From the material below, list every line containing "color".

**** THE RECORDS

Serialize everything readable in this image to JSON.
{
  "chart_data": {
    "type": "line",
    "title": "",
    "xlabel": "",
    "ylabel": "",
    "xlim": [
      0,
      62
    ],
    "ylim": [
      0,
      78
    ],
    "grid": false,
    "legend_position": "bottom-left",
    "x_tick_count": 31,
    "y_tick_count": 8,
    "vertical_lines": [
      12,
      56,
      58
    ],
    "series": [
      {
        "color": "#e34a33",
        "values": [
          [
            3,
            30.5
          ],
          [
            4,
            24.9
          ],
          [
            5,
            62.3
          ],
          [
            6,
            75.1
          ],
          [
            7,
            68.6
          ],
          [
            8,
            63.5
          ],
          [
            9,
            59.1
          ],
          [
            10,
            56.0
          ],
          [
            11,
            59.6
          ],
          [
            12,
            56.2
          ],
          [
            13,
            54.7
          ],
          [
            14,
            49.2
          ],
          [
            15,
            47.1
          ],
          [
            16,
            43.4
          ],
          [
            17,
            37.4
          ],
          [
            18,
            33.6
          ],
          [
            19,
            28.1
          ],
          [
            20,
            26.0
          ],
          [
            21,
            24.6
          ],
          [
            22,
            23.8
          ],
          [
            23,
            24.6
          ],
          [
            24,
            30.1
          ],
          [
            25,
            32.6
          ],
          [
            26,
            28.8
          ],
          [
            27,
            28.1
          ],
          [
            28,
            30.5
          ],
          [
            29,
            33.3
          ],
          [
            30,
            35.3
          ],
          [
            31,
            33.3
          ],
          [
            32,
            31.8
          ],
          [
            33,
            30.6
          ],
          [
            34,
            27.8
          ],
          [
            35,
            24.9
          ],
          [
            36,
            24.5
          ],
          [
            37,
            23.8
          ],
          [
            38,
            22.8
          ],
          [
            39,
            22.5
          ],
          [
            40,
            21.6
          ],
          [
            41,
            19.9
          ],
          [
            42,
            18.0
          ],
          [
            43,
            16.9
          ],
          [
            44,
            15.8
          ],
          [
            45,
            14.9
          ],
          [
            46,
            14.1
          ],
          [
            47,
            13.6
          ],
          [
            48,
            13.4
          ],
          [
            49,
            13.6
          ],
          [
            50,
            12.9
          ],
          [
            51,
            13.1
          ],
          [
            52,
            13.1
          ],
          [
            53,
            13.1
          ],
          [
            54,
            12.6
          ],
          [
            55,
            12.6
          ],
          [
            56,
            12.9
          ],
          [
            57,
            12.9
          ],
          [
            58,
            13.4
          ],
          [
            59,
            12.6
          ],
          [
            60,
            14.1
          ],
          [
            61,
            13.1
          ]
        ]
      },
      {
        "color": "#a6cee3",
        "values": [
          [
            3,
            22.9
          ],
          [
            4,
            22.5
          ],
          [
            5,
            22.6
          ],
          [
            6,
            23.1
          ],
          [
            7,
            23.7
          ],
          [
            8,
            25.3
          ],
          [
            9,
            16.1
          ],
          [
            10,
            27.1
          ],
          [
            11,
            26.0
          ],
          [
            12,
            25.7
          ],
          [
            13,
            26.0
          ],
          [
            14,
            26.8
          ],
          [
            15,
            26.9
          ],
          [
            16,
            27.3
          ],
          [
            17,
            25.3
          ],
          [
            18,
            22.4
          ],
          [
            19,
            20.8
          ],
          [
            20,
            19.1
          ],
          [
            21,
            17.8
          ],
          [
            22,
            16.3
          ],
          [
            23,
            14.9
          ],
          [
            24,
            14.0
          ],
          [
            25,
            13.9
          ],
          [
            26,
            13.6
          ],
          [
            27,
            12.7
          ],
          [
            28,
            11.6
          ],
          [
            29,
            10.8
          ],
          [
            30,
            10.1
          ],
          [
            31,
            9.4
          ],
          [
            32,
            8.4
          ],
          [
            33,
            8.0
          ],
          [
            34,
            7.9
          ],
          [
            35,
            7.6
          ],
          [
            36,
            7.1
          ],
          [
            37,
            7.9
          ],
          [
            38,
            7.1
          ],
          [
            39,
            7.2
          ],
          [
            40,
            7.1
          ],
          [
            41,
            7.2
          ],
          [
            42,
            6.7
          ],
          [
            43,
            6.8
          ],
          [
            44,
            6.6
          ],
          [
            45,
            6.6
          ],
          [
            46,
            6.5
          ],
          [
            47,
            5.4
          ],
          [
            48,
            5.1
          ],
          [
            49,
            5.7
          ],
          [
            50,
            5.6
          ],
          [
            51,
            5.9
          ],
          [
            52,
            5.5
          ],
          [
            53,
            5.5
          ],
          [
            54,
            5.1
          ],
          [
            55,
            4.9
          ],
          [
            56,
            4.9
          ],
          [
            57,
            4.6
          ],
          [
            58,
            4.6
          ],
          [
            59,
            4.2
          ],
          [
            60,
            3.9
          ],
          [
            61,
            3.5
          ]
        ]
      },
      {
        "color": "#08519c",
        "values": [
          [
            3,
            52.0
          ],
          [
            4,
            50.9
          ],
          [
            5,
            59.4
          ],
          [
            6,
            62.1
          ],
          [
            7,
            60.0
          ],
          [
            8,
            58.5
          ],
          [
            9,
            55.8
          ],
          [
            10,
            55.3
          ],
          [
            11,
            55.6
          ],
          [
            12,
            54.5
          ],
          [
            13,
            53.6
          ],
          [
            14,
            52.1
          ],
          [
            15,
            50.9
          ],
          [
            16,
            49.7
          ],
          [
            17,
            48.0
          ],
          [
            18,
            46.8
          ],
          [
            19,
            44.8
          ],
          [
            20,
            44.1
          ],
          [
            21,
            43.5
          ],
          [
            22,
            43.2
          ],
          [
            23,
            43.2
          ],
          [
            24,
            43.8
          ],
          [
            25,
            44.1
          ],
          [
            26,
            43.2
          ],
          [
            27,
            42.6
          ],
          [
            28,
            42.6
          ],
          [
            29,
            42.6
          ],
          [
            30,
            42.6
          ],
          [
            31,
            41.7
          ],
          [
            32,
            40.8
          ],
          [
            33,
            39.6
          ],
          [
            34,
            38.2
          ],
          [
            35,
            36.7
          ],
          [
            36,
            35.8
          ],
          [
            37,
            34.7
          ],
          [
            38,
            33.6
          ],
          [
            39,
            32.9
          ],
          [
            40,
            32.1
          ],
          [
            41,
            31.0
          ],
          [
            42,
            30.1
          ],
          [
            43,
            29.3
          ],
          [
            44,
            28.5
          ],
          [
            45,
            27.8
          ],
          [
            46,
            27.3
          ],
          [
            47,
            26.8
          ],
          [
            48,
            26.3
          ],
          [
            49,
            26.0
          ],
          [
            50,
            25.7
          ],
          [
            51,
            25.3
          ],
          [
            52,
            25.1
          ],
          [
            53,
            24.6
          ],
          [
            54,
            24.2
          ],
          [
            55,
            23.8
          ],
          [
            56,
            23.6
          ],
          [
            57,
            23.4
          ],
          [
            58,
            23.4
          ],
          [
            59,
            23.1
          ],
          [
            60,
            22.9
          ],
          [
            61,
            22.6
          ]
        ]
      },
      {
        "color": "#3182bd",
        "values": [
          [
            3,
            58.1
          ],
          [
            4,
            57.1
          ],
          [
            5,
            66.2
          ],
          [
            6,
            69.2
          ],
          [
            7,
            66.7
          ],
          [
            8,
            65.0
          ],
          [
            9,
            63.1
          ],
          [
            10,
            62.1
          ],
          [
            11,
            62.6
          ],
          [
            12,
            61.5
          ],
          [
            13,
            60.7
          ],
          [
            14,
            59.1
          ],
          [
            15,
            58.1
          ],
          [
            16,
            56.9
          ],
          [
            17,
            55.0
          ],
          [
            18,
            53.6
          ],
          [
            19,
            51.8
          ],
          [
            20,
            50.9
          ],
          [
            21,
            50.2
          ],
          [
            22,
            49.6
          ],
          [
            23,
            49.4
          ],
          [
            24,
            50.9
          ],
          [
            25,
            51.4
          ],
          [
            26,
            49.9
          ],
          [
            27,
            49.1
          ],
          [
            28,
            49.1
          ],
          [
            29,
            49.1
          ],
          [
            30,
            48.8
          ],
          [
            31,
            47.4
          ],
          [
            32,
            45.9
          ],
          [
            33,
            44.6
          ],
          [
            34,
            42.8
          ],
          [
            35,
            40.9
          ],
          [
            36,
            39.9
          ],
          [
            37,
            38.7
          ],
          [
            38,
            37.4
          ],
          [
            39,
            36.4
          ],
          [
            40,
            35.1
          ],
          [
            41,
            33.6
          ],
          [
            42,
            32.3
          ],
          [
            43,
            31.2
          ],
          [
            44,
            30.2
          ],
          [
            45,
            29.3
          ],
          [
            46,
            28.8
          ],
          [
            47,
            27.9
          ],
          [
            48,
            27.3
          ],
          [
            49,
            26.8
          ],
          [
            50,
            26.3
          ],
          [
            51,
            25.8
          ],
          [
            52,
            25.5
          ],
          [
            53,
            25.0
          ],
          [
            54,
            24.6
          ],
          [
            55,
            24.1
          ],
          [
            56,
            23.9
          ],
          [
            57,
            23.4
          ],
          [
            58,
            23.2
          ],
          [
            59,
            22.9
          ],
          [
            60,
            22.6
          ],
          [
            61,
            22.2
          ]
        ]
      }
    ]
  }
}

********

REPLY >>
        "color": "#e34a33",
        "color": "#a6cee3",
        "color": "#08519c",
        "color": "#3182bd",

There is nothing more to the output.